Provided material:
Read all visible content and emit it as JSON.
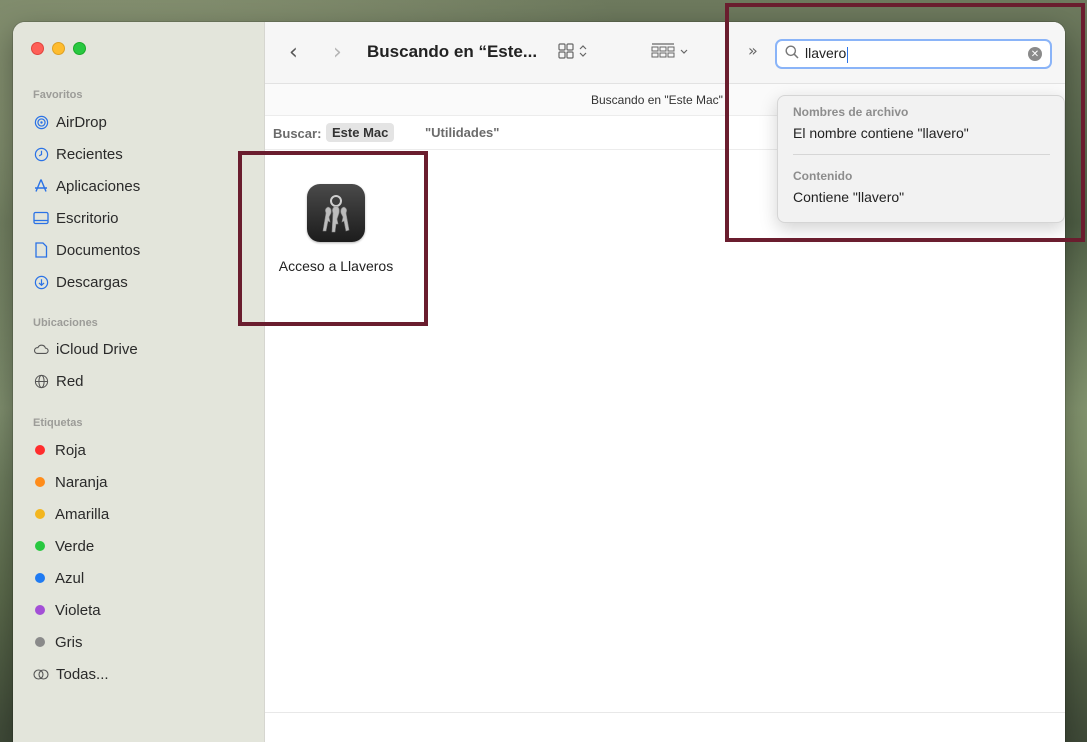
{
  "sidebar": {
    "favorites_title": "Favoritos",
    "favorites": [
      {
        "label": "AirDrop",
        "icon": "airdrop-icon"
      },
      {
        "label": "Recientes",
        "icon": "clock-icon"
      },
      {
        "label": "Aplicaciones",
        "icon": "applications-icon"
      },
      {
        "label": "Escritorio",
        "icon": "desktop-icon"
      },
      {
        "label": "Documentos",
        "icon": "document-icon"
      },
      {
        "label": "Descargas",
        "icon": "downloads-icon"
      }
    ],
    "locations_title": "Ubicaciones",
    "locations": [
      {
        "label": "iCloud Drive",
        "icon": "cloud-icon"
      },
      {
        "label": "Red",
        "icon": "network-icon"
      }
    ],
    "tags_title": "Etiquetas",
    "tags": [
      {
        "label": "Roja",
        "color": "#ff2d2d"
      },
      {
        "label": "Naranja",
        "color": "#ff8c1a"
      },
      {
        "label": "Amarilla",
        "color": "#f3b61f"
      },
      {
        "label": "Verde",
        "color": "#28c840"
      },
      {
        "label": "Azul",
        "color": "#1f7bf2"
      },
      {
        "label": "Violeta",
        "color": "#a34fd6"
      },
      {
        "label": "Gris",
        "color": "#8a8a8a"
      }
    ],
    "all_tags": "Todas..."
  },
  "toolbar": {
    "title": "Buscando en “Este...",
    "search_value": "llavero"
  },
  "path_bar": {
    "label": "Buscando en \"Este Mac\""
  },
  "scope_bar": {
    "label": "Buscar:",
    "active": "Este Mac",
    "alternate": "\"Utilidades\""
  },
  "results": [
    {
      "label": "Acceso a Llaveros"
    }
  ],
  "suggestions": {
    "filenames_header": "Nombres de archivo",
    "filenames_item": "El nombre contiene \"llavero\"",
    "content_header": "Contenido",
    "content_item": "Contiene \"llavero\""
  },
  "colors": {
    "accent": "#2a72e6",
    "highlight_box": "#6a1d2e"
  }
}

The exercise:
Write only the number of lines in the records that include the word "Buscando".

Response to the task:
2